REQUEST >>
Make an exact copy of all the entries, with the pictures left out.
━━━━━━━━━━━━━━━━━━━━━━━━━━━━━━
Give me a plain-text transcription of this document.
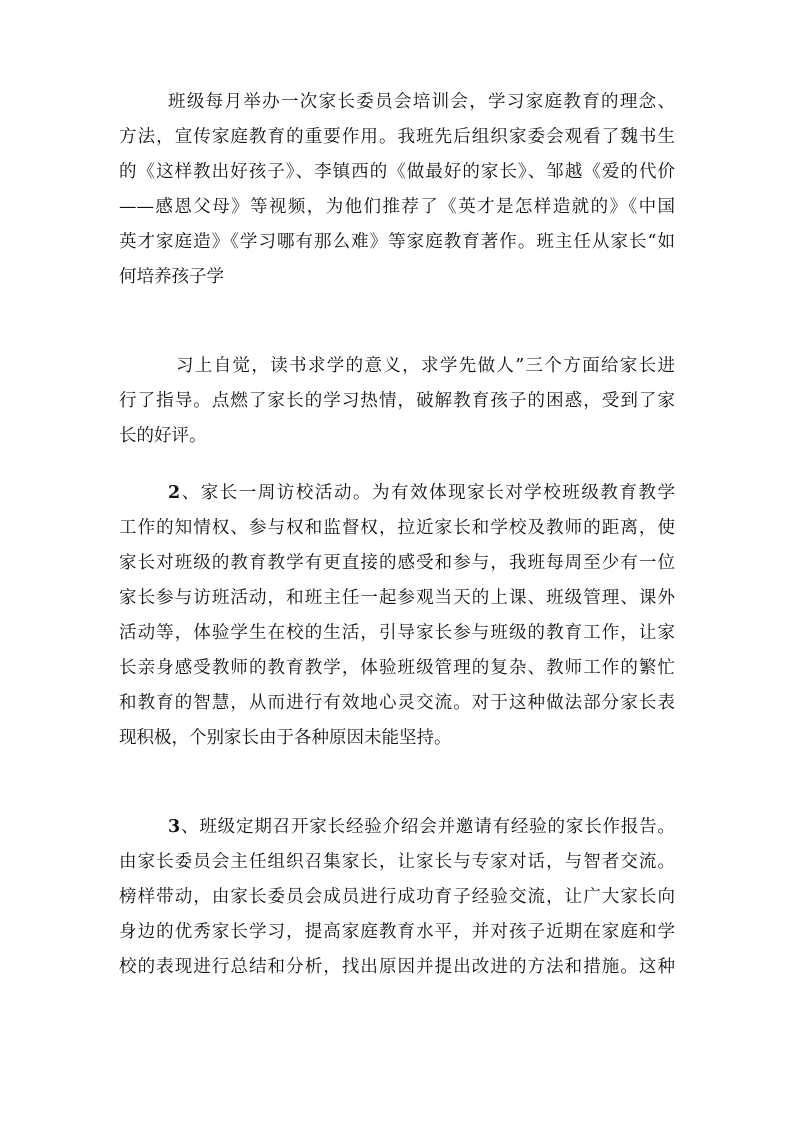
班级每月举办一次家长委员会培训会，学习家庭教育的理念、
方法，宣传家庭教育的重要作用。我班先后组织家委会观看了魏书生
的《这样教出好孩子》、李镇西的《做最好的家长》、邹越《爱的代价
——感恩父母》等视频，为他们推荐了《英才是怎样造就的》《中国
英才家庭造》《学习哪有那么难》等家庭教育著作。班主任从家长“如
何培养孩子学
习上自觉，读书求学的意义，求学先做人”三个方面给家长进
行了指导。点燃了家长的学习热情，破解教育孩子的困惑，受到了家
长的好评。
2、家长一周访校活动。为有效体现家长对学校班级教育教学
工作的知情权、参与权和监督权，拉近家长和学校及教师的距离，使
家长对班级的教育教学有更直接的感受和参与，我班每周至少有一位
家长参与访班活动，和班主任一起参观当天的上课、班级管理、课外
活动等，体验学生在校的生活，引导家长参与班级的教育工作，让家
长亲身感受教师的教育教学，体验班级管理的复杂、教师工作的繁忙
和教育的智慧，从而进行有效地心灵交流。对于这种做法部分家长表
现积极，个别家长由于各种原因未能坚持。
3、班级定期召开家长经验介绍会并邀请有经验的家长作报告。
由家长委员会主任组织召集家长，让家长与专家对话，与智者交流。
榜样带动，由家长委员会成员进行成功育子经验交流，让广大家长向
身边的优秀家长学习，提高家庭教育水平，并对孩子近期在家庭和学
校的表现进行总结和分析，找出原因并提出改进的方法和措施。这种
━━━━━━━━━━━━━━━━━━━━━━━━━━━━━━
TASK OUTPUT >>
Give me a plain-text transcription of this document.
班级每月举办一次家长委员会培训会，学习家庭教育的理念、
方法，宣传家庭教育的重要作用。我班先后组织家委会观看了魏书生
的《这样教出好孩子》、李镇西的《做最好的家长》、邹越《爱的代价
——感恩父母》等视频，为他们推荐了《英才是怎样造就的》《中国
英才家庭造》《学习哪有那么难》等家庭教育著作。班主任从家长“如
何培养孩子学
习上自觉，读书求学的意义，求学先做人”三个方面给家长进
行了指导。点燃了家长的学习热情，破解教育孩子的困惑，受到了家
长的好评。
2、家长一周访校活动。为有效体现家长对学校班级教育教学
工作的知情权、参与权和监督权，拉近家长和学校及教师的距离，使
家长对班级的教育教学有更直接的感受和参与，我班每周至少有一位
家长参与访班活动，和班主任一起参观当天的上课、班级管理、课外
活动等，体验学生在校的生活，引导家长参与班级的教育工作，让家
长亲身感受教师的教育教学，体验班级管理的复杂、教师工作的繁忙
和教育的智慧，从而进行有效地心灵交流。对于这种做法部分家长表
现积极，个别家长由于各种原因未能坚持。
3、班级定期召开家长经验介绍会并邀请有经验的家长作报告。
由家长委员会主任组织召集家长，让家长与专家对话，与智者交流。
榜样带动，由家长委员会成员进行成功育子经验交流，让广大家长向
身边的优秀家长学习，提高家庭教育水平，并对孩子近期在家庭和学
校的表现进行总结和分析，找出原因并提出改进的方法和措施。这种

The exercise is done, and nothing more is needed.